Copy out each line that includes the word "Form".

┌────────

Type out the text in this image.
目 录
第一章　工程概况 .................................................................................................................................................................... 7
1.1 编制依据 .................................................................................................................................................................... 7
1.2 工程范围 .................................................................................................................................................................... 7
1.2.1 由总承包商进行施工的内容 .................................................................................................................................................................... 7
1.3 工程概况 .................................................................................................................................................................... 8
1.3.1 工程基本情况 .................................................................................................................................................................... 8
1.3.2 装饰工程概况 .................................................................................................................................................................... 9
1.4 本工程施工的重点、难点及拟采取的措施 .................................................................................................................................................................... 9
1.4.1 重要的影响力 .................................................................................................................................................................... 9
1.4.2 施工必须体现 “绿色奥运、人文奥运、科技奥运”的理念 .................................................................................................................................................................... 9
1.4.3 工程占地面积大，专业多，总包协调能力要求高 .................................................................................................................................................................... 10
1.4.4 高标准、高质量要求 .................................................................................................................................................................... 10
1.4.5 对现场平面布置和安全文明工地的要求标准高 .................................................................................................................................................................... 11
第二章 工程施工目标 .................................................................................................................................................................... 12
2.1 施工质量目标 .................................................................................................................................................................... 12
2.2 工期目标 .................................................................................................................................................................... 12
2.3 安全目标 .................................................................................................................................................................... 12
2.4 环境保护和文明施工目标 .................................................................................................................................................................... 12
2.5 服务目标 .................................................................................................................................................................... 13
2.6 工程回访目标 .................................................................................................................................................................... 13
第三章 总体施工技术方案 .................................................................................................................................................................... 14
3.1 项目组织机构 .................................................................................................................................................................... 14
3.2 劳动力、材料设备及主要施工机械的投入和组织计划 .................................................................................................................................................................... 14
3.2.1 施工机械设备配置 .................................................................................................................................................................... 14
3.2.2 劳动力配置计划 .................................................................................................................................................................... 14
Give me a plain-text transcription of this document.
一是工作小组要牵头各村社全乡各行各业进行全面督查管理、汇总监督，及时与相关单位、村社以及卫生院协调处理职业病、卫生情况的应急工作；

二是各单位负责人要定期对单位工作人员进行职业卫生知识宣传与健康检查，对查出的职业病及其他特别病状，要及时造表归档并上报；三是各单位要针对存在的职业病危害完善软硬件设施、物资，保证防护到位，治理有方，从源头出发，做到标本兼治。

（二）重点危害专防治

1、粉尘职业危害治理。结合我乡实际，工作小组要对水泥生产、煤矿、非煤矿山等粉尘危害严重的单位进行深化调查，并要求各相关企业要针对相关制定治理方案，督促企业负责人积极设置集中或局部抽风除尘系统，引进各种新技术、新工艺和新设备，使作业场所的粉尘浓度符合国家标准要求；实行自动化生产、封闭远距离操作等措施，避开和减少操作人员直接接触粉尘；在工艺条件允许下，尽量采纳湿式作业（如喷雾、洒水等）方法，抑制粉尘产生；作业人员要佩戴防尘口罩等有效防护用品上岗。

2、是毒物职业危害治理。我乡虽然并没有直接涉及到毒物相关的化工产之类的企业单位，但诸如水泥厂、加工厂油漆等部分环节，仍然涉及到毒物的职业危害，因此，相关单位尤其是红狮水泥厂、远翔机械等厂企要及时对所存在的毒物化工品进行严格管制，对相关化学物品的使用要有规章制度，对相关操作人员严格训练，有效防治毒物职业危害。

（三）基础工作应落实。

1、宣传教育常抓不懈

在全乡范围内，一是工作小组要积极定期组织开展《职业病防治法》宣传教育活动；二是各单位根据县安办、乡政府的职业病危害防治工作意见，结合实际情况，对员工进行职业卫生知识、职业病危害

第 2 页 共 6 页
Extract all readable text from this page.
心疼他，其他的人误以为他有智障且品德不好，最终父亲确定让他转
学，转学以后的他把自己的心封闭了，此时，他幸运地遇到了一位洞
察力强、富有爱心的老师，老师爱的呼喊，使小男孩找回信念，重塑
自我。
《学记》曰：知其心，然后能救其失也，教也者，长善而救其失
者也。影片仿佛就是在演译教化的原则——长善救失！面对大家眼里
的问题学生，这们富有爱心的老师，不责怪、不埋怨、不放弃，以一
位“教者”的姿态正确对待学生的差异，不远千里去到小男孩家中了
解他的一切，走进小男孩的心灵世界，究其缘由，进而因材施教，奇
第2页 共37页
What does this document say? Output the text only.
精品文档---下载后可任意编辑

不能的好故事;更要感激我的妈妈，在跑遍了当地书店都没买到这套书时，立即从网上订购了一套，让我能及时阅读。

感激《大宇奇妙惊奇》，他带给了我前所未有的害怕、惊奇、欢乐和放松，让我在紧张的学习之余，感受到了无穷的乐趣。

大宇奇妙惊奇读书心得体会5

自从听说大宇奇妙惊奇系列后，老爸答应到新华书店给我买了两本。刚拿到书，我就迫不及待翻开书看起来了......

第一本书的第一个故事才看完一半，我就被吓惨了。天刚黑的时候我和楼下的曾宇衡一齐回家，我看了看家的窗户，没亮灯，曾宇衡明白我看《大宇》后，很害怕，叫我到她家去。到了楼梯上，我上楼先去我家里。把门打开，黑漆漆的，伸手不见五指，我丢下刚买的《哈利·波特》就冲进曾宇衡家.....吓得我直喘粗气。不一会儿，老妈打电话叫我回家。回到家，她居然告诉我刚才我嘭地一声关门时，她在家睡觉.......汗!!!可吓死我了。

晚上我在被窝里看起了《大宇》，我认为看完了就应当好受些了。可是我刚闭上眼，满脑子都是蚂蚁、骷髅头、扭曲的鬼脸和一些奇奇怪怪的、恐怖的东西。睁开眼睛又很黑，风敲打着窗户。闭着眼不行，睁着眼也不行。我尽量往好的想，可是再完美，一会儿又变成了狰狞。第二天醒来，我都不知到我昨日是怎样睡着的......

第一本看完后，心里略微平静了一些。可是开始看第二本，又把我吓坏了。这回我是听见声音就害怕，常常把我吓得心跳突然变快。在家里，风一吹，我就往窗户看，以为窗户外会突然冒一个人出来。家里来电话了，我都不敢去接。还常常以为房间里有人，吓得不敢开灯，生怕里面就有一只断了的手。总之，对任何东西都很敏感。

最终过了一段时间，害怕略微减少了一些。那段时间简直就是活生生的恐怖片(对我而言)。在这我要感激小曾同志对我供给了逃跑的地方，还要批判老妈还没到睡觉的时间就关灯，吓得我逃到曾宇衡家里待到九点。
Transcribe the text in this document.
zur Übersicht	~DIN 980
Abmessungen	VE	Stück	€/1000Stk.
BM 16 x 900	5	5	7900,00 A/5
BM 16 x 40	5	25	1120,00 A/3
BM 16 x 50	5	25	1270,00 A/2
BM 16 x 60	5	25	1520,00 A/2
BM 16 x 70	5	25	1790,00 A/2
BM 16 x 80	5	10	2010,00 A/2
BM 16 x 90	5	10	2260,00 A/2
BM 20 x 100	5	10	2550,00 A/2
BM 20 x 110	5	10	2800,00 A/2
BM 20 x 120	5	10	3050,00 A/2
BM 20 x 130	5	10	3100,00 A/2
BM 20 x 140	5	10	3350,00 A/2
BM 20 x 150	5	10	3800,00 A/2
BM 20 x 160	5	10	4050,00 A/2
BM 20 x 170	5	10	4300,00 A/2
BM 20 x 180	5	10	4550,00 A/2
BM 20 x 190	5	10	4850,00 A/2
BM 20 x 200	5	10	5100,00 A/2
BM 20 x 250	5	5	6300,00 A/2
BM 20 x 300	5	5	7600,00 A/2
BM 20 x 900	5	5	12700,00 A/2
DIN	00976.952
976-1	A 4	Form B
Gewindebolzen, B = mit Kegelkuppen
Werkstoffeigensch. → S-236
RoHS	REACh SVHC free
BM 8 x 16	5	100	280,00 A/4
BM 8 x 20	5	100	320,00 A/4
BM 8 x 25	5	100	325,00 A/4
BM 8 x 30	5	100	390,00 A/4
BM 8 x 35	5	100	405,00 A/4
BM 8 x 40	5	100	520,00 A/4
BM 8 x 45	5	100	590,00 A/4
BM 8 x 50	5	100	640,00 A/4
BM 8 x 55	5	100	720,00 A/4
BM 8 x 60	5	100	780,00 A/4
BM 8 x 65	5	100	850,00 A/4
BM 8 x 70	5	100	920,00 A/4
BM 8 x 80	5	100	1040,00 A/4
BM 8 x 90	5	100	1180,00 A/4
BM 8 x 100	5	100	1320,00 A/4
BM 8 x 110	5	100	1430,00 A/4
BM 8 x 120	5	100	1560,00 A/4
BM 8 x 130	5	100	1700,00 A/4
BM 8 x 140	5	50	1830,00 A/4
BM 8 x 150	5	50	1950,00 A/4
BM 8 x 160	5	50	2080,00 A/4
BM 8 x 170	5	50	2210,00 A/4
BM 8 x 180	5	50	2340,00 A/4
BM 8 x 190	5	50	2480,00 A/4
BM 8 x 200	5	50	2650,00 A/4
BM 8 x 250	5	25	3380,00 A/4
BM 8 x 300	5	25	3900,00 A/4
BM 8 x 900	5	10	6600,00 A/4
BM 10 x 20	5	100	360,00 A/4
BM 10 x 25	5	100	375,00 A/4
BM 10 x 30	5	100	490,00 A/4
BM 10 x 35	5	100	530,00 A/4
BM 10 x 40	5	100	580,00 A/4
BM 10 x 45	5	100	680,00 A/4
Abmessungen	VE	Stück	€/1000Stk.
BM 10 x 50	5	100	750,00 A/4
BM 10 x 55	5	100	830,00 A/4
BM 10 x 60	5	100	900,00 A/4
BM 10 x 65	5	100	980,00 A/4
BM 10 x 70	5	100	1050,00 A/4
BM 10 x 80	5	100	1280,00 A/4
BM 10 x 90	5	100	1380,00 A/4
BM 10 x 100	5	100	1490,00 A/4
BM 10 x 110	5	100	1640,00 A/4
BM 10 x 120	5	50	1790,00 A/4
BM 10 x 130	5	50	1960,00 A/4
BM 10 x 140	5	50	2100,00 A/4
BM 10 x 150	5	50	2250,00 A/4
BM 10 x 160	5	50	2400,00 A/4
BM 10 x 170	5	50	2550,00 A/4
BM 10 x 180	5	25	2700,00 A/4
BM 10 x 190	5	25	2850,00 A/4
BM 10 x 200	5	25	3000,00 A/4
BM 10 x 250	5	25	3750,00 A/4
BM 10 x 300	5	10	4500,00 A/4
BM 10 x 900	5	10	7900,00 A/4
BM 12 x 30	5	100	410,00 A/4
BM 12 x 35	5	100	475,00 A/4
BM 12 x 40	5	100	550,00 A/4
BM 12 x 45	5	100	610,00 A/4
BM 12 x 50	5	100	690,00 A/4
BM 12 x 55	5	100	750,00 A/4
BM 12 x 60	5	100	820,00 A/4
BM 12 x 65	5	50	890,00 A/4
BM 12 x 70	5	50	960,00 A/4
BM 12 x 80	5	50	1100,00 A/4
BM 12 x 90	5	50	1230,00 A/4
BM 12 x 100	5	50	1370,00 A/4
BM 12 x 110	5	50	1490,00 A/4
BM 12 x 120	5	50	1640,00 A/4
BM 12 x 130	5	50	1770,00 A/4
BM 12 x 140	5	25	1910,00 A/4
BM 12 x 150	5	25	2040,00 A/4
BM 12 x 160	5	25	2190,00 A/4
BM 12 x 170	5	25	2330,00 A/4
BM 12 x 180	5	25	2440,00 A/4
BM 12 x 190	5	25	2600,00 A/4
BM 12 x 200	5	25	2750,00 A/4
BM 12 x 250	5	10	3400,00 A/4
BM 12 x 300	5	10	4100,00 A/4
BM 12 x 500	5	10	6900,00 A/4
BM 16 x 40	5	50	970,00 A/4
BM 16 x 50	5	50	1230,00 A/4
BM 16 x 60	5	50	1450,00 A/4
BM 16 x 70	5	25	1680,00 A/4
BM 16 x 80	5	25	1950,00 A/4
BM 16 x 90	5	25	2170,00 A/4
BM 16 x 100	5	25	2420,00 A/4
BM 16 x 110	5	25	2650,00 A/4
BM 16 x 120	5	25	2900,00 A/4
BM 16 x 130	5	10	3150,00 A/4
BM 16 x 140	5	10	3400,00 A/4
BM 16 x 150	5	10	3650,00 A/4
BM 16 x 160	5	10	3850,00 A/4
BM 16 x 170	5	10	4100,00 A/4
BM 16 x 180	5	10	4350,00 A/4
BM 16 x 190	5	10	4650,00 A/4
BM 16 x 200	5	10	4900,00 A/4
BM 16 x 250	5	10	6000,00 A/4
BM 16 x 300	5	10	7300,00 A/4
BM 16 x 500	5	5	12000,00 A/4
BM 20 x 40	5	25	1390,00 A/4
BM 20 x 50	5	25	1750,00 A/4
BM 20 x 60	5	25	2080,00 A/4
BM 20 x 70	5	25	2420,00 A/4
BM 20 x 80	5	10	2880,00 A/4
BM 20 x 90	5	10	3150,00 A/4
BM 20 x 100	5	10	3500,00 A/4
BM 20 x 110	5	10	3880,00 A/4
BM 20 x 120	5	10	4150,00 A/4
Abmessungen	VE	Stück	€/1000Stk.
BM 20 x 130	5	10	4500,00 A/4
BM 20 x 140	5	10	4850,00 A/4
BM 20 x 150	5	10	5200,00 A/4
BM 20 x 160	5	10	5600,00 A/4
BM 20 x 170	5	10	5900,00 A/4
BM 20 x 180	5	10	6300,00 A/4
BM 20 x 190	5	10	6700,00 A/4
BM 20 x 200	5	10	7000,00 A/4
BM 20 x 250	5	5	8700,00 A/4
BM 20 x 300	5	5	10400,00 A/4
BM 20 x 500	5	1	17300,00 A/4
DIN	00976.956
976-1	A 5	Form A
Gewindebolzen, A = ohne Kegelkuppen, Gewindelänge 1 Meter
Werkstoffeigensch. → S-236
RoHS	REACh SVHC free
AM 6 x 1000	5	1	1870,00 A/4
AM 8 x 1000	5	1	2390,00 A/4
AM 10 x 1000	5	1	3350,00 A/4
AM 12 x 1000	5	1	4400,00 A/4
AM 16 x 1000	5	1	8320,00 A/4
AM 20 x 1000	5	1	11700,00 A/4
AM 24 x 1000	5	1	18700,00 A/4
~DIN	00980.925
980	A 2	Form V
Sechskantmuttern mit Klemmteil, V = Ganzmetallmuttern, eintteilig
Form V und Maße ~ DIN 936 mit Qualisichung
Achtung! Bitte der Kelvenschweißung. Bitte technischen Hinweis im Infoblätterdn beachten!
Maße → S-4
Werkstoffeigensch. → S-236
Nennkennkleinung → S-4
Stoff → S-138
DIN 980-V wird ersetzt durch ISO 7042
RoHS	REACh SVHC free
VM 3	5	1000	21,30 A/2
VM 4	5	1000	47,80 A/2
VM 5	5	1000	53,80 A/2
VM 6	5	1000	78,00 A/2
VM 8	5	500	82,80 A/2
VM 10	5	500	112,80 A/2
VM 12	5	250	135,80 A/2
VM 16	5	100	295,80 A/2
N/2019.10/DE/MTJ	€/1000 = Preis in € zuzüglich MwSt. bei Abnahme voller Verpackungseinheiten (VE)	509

└────────

**Result of this exercise**:
976-1	A 4	Form B
976-1	A 5	Form A
980	A 2	Form V
Form V und Maße ~ DIN 936 mit Qualisichung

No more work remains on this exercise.